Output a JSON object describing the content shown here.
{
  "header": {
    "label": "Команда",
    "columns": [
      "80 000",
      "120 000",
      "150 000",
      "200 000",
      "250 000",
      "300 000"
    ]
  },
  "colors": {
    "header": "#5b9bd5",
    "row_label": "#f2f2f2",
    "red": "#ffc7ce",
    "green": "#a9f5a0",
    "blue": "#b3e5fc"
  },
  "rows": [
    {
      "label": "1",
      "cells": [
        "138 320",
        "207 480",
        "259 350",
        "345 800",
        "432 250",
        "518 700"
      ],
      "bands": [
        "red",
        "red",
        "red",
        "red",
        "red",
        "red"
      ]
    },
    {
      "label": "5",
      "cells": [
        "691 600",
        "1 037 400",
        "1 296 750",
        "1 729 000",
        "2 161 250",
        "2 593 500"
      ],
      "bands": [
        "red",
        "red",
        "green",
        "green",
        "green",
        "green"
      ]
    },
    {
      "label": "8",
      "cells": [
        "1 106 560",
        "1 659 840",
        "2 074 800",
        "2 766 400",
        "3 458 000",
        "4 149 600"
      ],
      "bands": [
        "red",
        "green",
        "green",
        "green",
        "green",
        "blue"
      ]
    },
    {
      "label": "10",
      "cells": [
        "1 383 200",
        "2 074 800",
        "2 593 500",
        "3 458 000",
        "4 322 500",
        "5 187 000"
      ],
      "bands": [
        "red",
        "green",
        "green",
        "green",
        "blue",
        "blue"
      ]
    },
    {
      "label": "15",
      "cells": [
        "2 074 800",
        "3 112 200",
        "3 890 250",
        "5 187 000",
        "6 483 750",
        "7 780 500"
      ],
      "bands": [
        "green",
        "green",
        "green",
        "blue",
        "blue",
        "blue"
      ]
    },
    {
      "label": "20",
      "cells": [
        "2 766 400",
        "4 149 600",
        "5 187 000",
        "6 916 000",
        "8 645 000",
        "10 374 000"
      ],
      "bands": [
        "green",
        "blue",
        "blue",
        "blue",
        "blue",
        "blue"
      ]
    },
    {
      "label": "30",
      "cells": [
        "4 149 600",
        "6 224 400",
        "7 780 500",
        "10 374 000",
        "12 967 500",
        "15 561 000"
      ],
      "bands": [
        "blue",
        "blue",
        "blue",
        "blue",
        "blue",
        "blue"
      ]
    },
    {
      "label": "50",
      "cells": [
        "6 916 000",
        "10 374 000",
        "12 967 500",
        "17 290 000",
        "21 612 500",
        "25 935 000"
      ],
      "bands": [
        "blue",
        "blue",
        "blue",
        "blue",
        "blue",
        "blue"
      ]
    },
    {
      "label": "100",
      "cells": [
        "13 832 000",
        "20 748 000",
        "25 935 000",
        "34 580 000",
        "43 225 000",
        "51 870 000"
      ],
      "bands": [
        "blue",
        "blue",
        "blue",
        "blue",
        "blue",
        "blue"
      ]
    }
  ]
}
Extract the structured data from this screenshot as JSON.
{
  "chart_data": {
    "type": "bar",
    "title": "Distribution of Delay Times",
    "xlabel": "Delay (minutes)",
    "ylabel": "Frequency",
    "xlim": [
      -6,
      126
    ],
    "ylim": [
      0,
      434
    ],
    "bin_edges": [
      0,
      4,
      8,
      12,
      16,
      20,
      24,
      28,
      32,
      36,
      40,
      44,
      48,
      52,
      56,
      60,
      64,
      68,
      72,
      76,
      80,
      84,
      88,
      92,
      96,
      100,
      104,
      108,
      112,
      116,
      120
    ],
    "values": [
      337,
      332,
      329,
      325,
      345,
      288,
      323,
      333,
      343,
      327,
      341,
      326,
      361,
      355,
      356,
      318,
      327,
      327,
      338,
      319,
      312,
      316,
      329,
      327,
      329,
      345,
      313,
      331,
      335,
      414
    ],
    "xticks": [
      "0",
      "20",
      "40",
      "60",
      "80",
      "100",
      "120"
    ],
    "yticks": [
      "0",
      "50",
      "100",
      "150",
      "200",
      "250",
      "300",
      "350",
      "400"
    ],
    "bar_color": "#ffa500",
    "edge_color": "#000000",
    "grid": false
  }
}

* * *

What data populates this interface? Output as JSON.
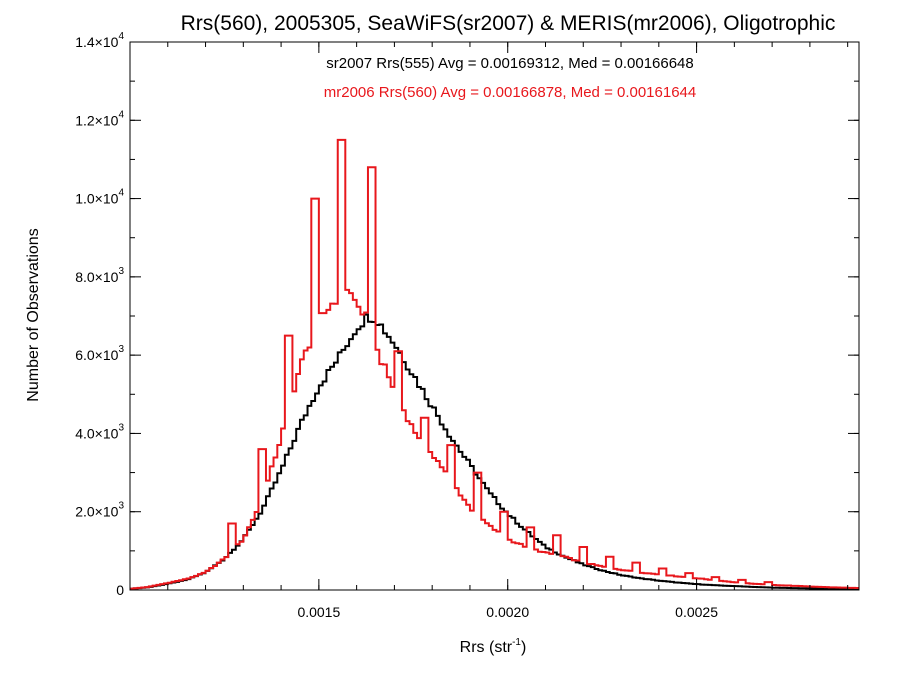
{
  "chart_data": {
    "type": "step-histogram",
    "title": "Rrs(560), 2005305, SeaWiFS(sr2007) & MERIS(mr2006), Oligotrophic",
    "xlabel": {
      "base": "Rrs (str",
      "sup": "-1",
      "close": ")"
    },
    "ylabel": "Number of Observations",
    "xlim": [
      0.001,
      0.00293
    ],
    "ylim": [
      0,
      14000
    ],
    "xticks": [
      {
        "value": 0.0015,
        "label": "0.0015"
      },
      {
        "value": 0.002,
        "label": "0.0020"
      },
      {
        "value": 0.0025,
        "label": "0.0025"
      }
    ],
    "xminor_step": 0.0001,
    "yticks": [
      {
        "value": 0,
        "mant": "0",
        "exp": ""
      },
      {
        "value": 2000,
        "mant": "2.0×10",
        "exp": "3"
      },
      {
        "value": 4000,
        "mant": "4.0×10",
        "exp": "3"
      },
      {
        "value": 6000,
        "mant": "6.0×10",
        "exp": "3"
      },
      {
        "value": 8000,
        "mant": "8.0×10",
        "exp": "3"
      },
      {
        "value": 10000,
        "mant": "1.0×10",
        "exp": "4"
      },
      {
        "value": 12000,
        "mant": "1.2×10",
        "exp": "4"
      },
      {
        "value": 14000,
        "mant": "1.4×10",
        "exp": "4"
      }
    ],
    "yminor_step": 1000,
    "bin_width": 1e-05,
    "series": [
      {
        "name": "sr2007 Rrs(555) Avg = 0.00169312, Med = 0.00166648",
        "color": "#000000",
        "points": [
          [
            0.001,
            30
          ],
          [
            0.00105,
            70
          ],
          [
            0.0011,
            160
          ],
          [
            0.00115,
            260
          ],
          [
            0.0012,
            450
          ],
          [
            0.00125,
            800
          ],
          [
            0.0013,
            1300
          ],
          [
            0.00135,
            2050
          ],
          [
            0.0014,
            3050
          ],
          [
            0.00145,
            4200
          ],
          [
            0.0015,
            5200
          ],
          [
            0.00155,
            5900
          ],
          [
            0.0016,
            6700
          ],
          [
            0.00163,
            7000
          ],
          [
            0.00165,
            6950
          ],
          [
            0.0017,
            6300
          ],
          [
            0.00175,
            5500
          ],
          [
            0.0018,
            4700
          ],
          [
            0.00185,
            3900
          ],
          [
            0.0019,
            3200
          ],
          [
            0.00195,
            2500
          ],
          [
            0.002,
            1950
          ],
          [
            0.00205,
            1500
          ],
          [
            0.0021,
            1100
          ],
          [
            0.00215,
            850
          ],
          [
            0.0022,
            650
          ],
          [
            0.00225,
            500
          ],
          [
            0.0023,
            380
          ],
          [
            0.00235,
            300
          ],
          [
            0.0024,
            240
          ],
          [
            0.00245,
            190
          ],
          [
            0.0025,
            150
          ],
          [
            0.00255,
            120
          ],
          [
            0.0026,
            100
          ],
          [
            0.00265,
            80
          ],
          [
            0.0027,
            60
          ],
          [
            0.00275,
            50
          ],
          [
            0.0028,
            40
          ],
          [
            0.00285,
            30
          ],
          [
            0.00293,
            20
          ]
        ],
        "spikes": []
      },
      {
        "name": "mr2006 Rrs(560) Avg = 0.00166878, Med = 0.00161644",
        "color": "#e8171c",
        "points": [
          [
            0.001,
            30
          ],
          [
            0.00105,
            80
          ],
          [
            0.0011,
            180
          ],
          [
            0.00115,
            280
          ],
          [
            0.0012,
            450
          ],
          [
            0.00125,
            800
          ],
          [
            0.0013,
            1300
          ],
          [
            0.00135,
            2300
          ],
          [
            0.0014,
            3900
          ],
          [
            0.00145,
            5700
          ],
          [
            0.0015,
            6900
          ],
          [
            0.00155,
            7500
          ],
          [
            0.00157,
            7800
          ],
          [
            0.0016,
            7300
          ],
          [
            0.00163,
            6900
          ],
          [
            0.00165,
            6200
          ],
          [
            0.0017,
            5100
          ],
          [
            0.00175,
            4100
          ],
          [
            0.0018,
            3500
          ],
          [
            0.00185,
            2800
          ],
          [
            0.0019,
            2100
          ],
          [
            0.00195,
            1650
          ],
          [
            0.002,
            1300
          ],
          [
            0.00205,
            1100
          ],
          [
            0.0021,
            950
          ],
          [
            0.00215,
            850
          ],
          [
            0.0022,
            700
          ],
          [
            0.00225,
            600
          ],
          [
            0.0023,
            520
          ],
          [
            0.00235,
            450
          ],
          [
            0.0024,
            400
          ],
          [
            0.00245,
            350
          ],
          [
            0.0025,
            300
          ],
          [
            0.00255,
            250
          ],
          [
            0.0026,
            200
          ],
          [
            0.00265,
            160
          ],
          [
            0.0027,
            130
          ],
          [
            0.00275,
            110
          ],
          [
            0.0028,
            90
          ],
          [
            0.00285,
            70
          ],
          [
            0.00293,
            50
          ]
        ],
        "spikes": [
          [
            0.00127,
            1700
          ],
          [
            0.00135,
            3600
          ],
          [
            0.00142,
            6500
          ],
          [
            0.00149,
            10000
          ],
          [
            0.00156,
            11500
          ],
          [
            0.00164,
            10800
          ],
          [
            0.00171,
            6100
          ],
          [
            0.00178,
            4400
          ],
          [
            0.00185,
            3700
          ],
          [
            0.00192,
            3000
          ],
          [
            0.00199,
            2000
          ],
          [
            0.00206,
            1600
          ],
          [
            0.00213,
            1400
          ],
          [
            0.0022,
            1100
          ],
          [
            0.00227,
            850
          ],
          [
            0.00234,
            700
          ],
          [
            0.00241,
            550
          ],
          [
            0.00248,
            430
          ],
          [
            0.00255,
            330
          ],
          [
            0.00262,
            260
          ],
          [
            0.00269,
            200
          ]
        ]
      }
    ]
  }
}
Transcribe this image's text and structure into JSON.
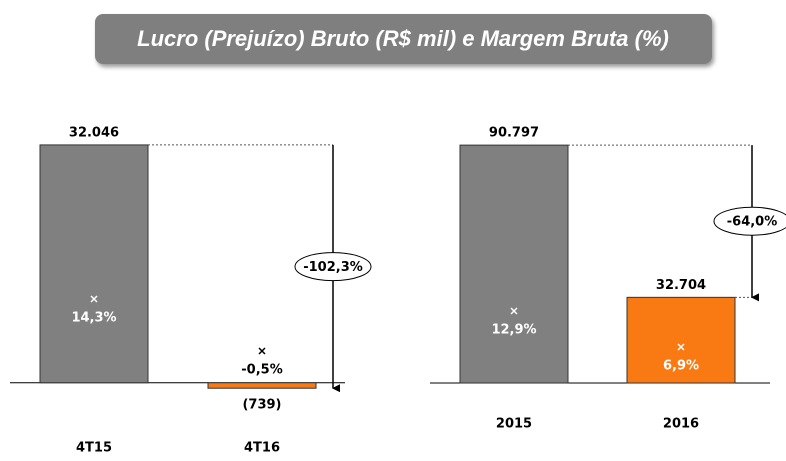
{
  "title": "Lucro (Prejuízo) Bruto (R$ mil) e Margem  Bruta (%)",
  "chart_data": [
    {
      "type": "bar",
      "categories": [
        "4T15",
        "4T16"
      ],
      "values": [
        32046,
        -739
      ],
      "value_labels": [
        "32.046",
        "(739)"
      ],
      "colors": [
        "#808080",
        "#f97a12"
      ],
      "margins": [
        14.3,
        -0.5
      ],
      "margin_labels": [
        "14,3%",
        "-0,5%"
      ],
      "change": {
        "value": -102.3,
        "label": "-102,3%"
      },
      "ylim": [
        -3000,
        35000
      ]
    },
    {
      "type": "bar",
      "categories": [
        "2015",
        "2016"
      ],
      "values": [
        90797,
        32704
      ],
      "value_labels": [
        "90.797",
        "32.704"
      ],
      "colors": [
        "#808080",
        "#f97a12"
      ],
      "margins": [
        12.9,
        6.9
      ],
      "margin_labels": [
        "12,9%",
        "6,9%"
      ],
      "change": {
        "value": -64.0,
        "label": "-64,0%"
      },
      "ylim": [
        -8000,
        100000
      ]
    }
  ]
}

**INSTRUCTIONS TO FOLLOW:** How many of the lines above include the string "type"? Reply with the number by itself.

**EXERCISE ANSWER:** 4